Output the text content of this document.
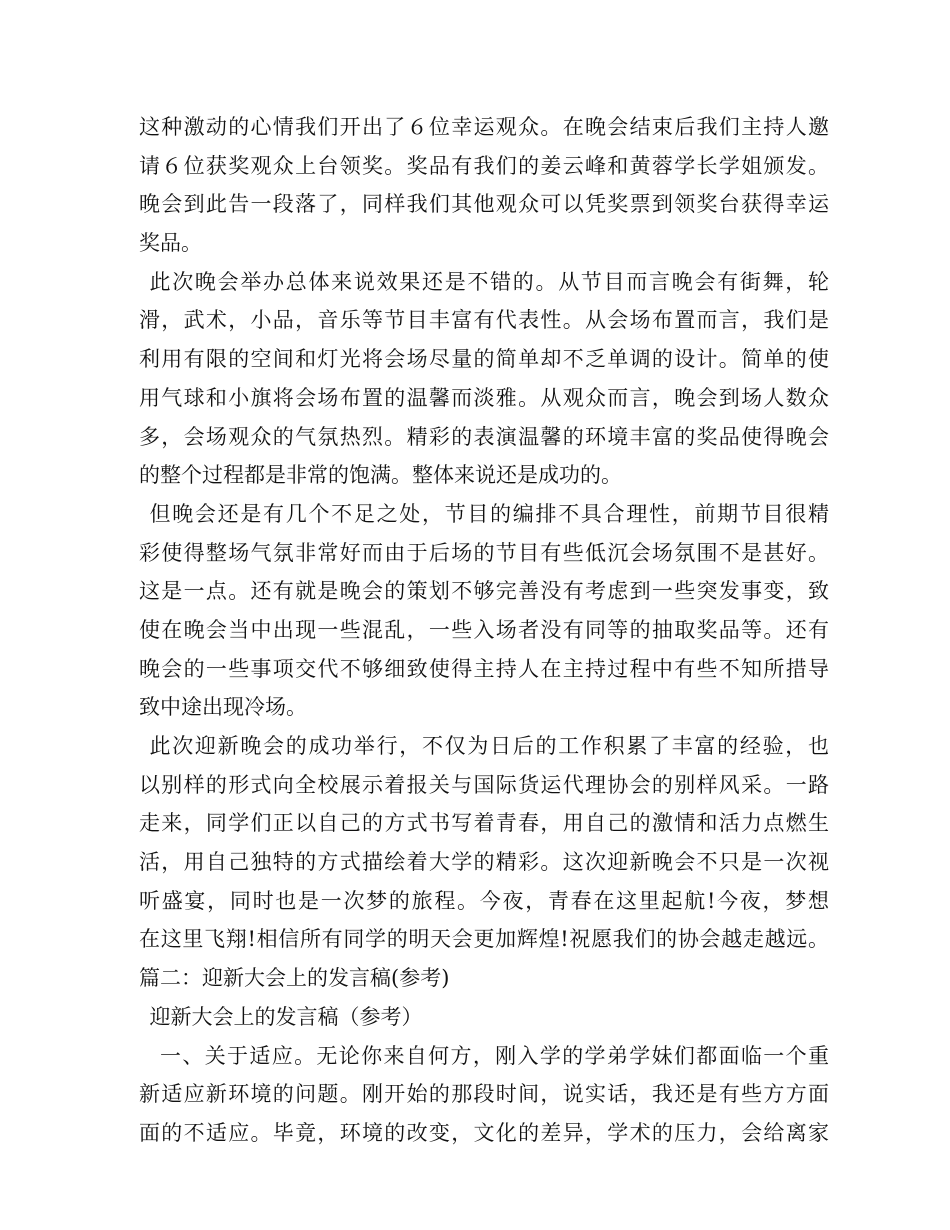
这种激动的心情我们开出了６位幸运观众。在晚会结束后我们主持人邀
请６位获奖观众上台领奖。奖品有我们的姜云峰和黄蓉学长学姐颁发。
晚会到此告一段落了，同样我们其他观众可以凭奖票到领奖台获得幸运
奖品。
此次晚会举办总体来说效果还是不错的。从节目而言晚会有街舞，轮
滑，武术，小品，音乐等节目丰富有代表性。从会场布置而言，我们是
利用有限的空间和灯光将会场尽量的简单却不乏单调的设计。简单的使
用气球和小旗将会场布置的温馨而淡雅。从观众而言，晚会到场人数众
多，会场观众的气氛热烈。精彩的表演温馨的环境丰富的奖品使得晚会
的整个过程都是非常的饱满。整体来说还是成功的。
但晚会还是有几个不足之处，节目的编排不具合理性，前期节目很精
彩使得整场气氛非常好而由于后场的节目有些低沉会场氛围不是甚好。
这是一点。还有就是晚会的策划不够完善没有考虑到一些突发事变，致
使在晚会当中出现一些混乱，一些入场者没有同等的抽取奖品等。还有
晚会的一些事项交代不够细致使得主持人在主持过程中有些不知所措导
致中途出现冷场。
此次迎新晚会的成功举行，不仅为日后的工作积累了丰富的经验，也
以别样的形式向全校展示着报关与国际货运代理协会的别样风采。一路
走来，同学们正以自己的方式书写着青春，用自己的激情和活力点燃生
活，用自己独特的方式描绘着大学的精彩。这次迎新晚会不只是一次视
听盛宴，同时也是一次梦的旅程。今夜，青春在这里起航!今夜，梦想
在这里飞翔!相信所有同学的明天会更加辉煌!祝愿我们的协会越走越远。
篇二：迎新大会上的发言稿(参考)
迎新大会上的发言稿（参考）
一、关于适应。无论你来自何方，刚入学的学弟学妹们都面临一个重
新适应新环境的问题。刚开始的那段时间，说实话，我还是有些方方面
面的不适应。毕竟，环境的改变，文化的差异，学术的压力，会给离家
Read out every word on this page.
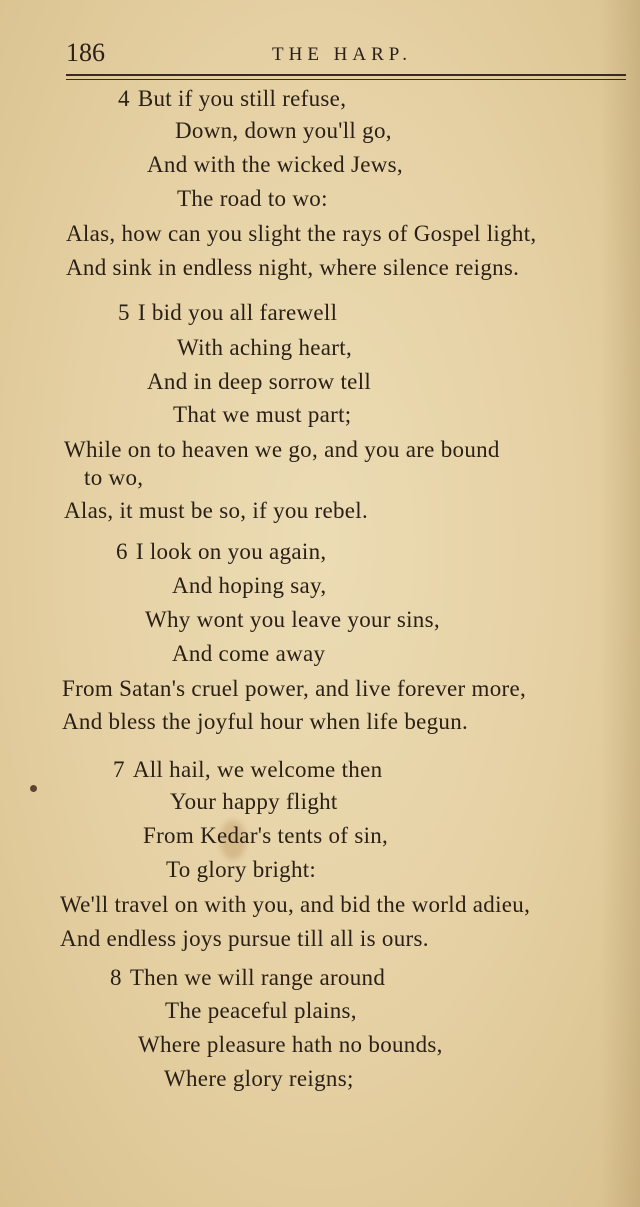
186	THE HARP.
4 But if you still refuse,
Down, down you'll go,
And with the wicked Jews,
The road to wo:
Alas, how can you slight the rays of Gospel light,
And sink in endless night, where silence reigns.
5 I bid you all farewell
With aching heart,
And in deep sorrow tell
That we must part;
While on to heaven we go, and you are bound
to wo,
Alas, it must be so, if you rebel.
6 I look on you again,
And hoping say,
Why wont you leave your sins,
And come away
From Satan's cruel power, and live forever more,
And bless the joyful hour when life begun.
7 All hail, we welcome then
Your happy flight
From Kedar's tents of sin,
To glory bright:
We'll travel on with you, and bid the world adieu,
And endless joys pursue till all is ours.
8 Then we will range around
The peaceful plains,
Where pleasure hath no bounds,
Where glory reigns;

_WHAT YOU ARE ASKED TO DO:_ Transcribe all the data word for word; the images stay out.

_SOLUTION:_
Output the text content of this document.
这种激动的心情我们开出了６位幸运观众。在晚会结束后我们主持人邀
请６位获奖观众上台领奖。奖品有我们的姜云峰和黄蓉学长学姐颁发。
晚会到此告一段落了，同样我们其他观众可以凭奖票到领奖台获得幸运
奖品。
此次晚会举办总体来说效果还是不错的。从节目而言晚会有街舞，轮
滑，武术，小品，音乐等节目丰富有代表性。从会场布置而言，我们是
利用有限的空间和灯光将会场尽量的简单却不乏单调的设计。简单的使
用气球和小旗将会场布置的温馨而淡雅。从观众而言，晚会到场人数众
多，会场观众的气氛热烈。精彩的表演温馨的环境丰富的奖品使得晚会
的整个过程都是非常的饱满。整体来说还是成功的。
但晚会还是有几个不足之处，节目的编排不具合理性，前期节目很精
彩使得整场气氛非常好而由于后场的节目有些低沉会场氛围不是甚好。
这是一点。还有就是晚会的策划不够完善没有考虑到一些突发事变，致
使在晚会当中出现一些混乱，一些入场者没有同等的抽取奖品等。还有
晚会的一些事项交代不够细致使得主持人在主持过程中有些不知所措导
致中途出现冷场。
此次迎新晚会的成功举行，不仅为日后的工作积累了丰富的经验，也
以别样的形式向全校展示着报关与国际货运代理协会的别样风采。一路
走来，同学们正以自己的方式书写着青春，用自己的激情和活力点燃生
活，用自己独特的方式描绘着大学的精彩。这次迎新晚会不只是一次视
听盛宴，同时也是一次梦的旅程。今夜，青春在这里起航!今夜，梦想
在这里飞翔!相信所有同学的明天会更加辉煌!祝愿我们的协会越走越远。
篇二：迎新大会上的发言稿(参考)
迎新大会上的发言稿（参考）
一、关于适应。无论你来自何方，刚入学的学弟学妹们都面临一个重
新适应新环境的问题。刚开始的那段时间，说实话，我还是有些方方面
面的不适应。毕竟，环境的改变，文化的差异，学术的压力，会给离家
Read out every word on this page.
186	THE HARP.
4 But if you still refuse,
Down, down you'll go,
And with the wicked Jews,
The road to wo:
Alas, how can you slight the rays of Gospel light,
And sink in endless night, where silence reigns.
5 I bid you all farewell
With aching heart,
And in deep sorrow tell
That we must part;
While on to heaven we go, and you are bound
to wo,
Alas, it must be so, if you rebel.
6 I look on you again,
And hoping say,
Why wont you leave your sins,
And come away
From Satan's cruel power, and live forever more,
And bless the joyful hour when life begun.
7 All hail, we welcome then
Your happy flight
From Kedar's tents of sin,
To glory bright:
We'll travel on with you, and bid the world adieu,
And endless joys pursue till all is ours.
8 Then we will range around
The peaceful plains,
Where pleasure hath no bounds,
Where glory reigns;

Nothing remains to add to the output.